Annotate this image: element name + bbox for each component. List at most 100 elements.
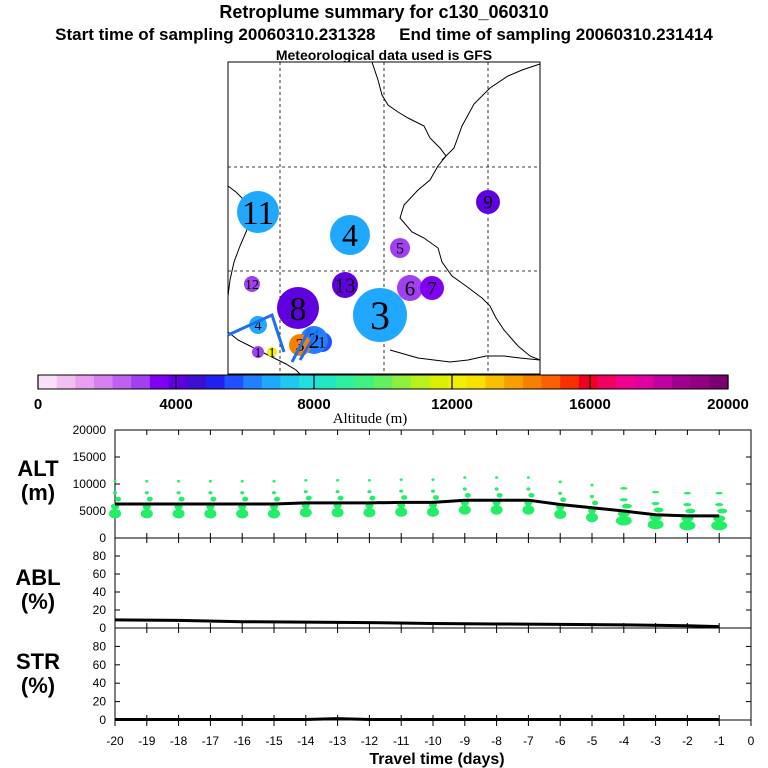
colorbar-cell <box>522 375 543 389</box>
alt-cluster-dot <box>462 487 467 491</box>
y-tick-label: 15000 <box>73 450 107 464</box>
x-tick-label: -1 <box>714 734 725 748</box>
alt-cluster-dot <box>526 476 531 479</box>
y-tick-label: 60 <box>93 658 107 672</box>
alt-cluster-dot <box>431 489 435 493</box>
colorbar-cell <box>672 375 692 389</box>
alt-cluster-dot <box>272 491 276 495</box>
x-tick-label: -20 <box>106 734 124 748</box>
cluster-bubble <box>397 275 423 301</box>
abl-line <box>114 618 720 629</box>
str-ylabel-top: STR <box>16 649 60 674</box>
y-tick-label: 0 <box>99 621 106 635</box>
alt-cluster-dot <box>586 512 598 523</box>
colorbar-cell <box>187 375 207 389</box>
y-tick-label: 20 <box>93 603 107 617</box>
alt-cluster-dot <box>172 508 185 519</box>
alt-cluster-dot <box>204 508 217 519</box>
colorbar-cell <box>597 375 617 389</box>
colorbar-cell <box>224 375 244 389</box>
cluster-label: 6 <box>405 277 415 300</box>
colorbar-cell <box>149 375 170 389</box>
alt-cluster-dot <box>268 508 280 519</box>
x-tick-label: -15 <box>265 734 283 748</box>
colorbar-cell <box>709 375 729 389</box>
alt-cluster-dot <box>554 509 567 520</box>
alt-cluster-dot <box>145 480 149 483</box>
alt-cluster-dot <box>427 507 439 517</box>
colorbar-tick-label: 8000 <box>297 396 330 413</box>
alt-cluster-dot <box>176 491 181 495</box>
x-tick-label: -5 <box>587 734 598 748</box>
colorbar-cell <box>485 375 505 389</box>
y-tick-label: 20 <box>93 695 107 709</box>
x-tick-label: -18 <box>170 734 188 748</box>
x-tick-label: -16 <box>234 734 252 748</box>
alt-cluster-dot <box>715 491 723 495</box>
alt-cluster-dot <box>272 480 276 483</box>
cluster-label: 3 <box>370 293 390 338</box>
alt-cluster-dot <box>335 490 340 494</box>
alt-cluster-dot <box>242 496 249 502</box>
alt-cluster-dot <box>615 515 632 526</box>
alt-cluster-dot <box>463 476 467 479</box>
cluster-bubble <box>267 347 277 357</box>
alt-ylabel-top: ALT <box>17 456 59 481</box>
y-tick-label: 60 <box>93 567 107 581</box>
alt-cluster-dot <box>464 492 471 498</box>
colorbar-cell <box>280 375 300 389</box>
alt-cluster-dot <box>653 507 664 513</box>
colorbar-tick-label: 4000 <box>159 396 192 413</box>
x-tick-label: -7 <box>523 734 534 748</box>
abl-frame <box>114 537 752 629</box>
alt-cluster-dot <box>303 490 308 494</box>
colorbar-cell <box>634 375 655 389</box>
x-tick-label: -6 <box>555 734 566 748</box>
x-tick-label: -13 <box>329 734 347 748</box>
alt-panel: 0 5000 10000 15000 20000 ALT (m) <box>17 423 752 545</box>
cluster-bubble <box>252 346 264 358</box>
coastlines <box>227 61 541 375</box>
alt-cluster-dot <box>558 491 563 495</box>
alt-cluster-dot <box>395 507 408 517</box>
alt-cluster-dot <box>558 480 562 484</box>
alt-cluster-dot <box>113 491 117 495</box>
x-tick-label: -9 <box>459 734 470 748</box>
alt-cluster-dot <box>113 480 117 483</box>
cluster-label: 7 <box>427 279 437 300</box>
x-tick-label: -12 <box>361 734 379 748</box>
y-tick-label: 80 <box>93 639 107 653</box>
colorbar-cell <box>243 375 263 389</box>
colorbar-cell <box>131 375 151 389</box>
colorbar-cell <box>429 375 449 389</box>
colorbar-cell <box>93 375 114 389</box>
colorbar-cell <box>653 375 673 389</box>
colorbar-cell <box>690 375 710 389</box>
alt-cluster-dot <box>592 500 598 506</box>
colorbar-cell <box>336 375 356 389</box>
alt-cluster-dot <box>331 507 344 518</box>
alt-cluster-dot <box>304 478 308 482</box>
x-tick-label: -8 <box>491 734 502 748</box>
cluster-bubble <box>277 287 319 329</box>
cluster-label: 12 <box>245 278 259 293</box>
cluster-bubble <box>332 272 358 298</box>
alt-cluster-dot <box>367 478 371 482</box>
colorbar-cell <box>504 375 524 389</box>
x-axis-title: Travel time (days) <box>369 751 504 768</box>
x-tick-label: -17 <box>202 734 220 748</box>
alt-cluster-dot <box>494 487 499 491</box>
cluster-bubble <box>353 288 407 342</box>
alt-cluster-dot <box>236 508 249 519</box>
alt-cluster-dot <box>647 519 664 530</box>
alt-cluster-dot <box>177 480 181 483</box>
alt-cluster-dot <box>369 495 376 501</box>
alt-cluster-dot <box>401 495 408 500</box>
y-tick-label: 0 <box>99 531 106 545</box>
met-data-label: Meteorological data used is GFS <box>275 47 493 63</box>
cluster-bubble <box>476 190 500 214</box>
alt-cluster-dot <box>651 501 660 506</box>
cluster-bubble <box>390 238 410 258</box>
str-frame <box>114 627 752 721</box>
colorbar-cell <box>168 375 188 389</box>
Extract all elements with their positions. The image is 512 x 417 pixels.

□ □ □ □ □ □ □

Given request: Output the lines as a numbered list, leaving out any blank lines. Start with the line containing "colorbar-cell <box>522 375 543 389</box>" and go on through the line containing "str-ylabel-top: STR <box>16 649 60 674</box>", including both.

Complete output:
1. colorbar-cell <box>522 375 543 389</box>
2. alt-cluster-dot <box>462 487 467 491</box>
3. y-tick-label: 15000 <box>73 450 107 464</box>
4. x-tick-label: -1 <box>714 734 725 748</box>
5. alt-cluster-dot <box>526 476 531 479</box>
6. y-tick-label: 60 <box>93 658 107 672</box>
7. alt-cluster-dot <box>431 489 435 493</box>
8. colorbar-cell <box>672 375 692 389</box>
9. alt-cluster-dot <box>272 491 276 495</box>
10. x-tick-label: -20 <box>106 734 124 748</box>
11. cluster-bubble <box>397 275 423 301</box>
12. abl-line <box>114 618 720 629</box>
13. str-ylabel-top: STR <box>16 649 60 674</box>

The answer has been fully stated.